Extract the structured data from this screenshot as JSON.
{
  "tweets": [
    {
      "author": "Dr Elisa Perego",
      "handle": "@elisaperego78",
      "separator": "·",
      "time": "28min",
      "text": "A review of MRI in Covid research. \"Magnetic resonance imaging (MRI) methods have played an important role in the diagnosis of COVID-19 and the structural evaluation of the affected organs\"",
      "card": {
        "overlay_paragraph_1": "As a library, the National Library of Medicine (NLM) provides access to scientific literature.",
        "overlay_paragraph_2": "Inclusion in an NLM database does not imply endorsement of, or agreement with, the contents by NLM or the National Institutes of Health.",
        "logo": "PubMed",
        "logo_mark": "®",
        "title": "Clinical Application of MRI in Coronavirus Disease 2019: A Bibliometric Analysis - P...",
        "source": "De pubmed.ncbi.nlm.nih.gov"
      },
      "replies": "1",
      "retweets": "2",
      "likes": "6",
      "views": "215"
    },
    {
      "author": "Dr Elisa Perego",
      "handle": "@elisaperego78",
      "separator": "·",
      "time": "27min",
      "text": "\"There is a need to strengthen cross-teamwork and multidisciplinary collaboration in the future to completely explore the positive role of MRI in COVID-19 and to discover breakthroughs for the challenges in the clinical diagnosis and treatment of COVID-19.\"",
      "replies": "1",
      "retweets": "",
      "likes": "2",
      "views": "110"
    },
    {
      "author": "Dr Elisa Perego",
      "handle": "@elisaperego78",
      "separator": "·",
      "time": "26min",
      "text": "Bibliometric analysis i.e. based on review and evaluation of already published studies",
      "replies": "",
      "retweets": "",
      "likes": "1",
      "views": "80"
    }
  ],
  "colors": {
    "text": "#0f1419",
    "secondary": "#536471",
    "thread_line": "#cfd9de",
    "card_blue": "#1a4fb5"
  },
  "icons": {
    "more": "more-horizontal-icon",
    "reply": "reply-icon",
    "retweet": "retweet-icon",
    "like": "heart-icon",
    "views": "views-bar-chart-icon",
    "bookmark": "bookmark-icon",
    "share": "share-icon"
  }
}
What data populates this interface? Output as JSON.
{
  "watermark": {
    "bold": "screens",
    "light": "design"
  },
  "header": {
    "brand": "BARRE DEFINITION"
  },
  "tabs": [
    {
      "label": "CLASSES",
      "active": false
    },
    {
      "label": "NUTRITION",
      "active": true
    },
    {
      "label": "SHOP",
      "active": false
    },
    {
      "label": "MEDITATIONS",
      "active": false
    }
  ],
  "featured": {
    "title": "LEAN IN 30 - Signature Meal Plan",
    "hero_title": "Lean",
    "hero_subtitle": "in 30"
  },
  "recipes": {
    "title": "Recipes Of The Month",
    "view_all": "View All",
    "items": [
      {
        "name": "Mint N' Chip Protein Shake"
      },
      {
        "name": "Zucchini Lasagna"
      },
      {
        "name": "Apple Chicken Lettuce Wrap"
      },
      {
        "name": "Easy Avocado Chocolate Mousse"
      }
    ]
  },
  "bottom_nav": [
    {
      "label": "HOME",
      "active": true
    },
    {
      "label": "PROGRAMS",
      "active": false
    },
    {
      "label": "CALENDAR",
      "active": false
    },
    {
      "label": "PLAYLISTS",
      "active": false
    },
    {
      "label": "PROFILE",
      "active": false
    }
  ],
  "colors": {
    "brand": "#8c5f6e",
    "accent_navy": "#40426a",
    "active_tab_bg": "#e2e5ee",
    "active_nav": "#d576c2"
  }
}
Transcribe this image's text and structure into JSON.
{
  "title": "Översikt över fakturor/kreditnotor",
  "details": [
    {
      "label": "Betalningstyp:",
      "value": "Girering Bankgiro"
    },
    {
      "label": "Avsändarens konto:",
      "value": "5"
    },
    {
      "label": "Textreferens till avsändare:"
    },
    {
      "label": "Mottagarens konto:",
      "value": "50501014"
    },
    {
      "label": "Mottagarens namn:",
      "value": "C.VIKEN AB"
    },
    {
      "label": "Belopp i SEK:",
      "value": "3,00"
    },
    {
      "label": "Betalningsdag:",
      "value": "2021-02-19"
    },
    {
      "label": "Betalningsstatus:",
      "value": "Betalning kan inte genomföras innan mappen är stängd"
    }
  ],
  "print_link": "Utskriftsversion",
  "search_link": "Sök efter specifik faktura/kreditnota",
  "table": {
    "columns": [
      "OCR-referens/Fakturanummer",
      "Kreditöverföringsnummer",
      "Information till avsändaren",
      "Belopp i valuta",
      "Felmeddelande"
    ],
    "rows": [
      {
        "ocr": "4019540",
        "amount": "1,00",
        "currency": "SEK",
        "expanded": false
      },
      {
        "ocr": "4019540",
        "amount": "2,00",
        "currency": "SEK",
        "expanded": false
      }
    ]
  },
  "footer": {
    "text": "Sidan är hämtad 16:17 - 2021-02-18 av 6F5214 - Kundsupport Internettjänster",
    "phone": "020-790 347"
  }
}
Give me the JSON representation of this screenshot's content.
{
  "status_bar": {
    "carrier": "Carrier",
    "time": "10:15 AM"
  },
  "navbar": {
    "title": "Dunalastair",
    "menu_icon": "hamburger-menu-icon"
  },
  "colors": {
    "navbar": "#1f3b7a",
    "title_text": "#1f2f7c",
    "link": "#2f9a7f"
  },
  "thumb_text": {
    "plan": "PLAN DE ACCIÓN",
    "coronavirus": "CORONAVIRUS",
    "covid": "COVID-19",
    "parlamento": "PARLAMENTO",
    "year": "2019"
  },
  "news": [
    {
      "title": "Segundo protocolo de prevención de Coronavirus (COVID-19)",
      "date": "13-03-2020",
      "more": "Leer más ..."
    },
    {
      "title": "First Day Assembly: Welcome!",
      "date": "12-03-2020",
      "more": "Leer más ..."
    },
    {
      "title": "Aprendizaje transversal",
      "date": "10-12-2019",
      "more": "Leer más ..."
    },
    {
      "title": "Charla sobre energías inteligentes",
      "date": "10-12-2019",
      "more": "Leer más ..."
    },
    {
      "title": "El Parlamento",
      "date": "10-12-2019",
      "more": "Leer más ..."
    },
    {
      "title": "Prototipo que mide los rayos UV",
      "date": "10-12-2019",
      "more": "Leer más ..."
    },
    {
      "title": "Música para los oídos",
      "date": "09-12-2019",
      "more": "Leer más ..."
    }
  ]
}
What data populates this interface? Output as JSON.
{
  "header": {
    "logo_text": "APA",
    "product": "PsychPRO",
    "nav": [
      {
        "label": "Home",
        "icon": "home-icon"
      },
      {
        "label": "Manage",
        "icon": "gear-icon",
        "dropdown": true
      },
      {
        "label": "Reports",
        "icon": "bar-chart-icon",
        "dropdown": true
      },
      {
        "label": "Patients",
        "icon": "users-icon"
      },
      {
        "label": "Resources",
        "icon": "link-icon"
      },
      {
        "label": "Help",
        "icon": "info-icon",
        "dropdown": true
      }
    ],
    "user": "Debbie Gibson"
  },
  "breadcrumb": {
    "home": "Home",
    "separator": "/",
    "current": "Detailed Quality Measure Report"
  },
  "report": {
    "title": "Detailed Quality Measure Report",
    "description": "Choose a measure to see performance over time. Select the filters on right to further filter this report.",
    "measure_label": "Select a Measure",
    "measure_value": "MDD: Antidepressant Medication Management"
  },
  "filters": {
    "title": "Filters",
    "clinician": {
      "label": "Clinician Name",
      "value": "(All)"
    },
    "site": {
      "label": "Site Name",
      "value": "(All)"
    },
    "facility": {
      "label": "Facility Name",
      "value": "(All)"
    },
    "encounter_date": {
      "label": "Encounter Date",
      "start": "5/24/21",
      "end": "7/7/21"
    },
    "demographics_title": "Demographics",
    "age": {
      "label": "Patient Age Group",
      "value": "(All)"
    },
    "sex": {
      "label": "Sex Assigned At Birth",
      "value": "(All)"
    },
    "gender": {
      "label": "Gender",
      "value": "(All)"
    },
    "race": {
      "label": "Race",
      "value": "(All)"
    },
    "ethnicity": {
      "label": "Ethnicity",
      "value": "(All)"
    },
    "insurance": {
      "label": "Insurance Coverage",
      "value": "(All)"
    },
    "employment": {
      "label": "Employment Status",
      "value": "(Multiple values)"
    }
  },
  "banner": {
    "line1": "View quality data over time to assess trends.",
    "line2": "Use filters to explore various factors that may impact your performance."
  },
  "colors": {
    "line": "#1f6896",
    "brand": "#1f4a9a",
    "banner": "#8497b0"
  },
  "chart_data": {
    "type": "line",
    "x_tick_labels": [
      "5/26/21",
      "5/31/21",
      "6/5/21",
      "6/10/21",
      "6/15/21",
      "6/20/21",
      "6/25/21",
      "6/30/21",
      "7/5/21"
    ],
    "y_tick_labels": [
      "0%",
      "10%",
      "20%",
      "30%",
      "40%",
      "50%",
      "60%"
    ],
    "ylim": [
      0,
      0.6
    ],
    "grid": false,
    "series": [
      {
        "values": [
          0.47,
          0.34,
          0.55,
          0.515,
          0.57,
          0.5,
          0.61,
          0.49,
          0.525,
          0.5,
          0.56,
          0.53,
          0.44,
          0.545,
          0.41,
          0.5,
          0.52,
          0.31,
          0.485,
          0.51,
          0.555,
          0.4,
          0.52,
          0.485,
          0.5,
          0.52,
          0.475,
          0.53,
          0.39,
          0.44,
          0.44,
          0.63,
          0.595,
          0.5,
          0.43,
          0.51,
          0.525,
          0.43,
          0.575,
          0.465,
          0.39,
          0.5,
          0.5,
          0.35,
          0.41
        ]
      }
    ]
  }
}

□ □ □ □ □ □ □

▸ **Task objective**:
Write out every line in the data that holds the string "role".

▸ **Solution**:
      "text": "A review of MRI in Covid research. \"Magnetic resonance imaging (MRI) methods have played an important role in the diagnosis of COVID-19 and the structural evaluation of the affected organs\"",
      "text": "\"There is a need to strengthen cross-teamwork and multidisciplinary collaboration in the future to completely explore the positive role of MRI in COVID-19 and to discover breakthroughs for the challenges in the clinical diagnosis and treatment of COVID-19.\"",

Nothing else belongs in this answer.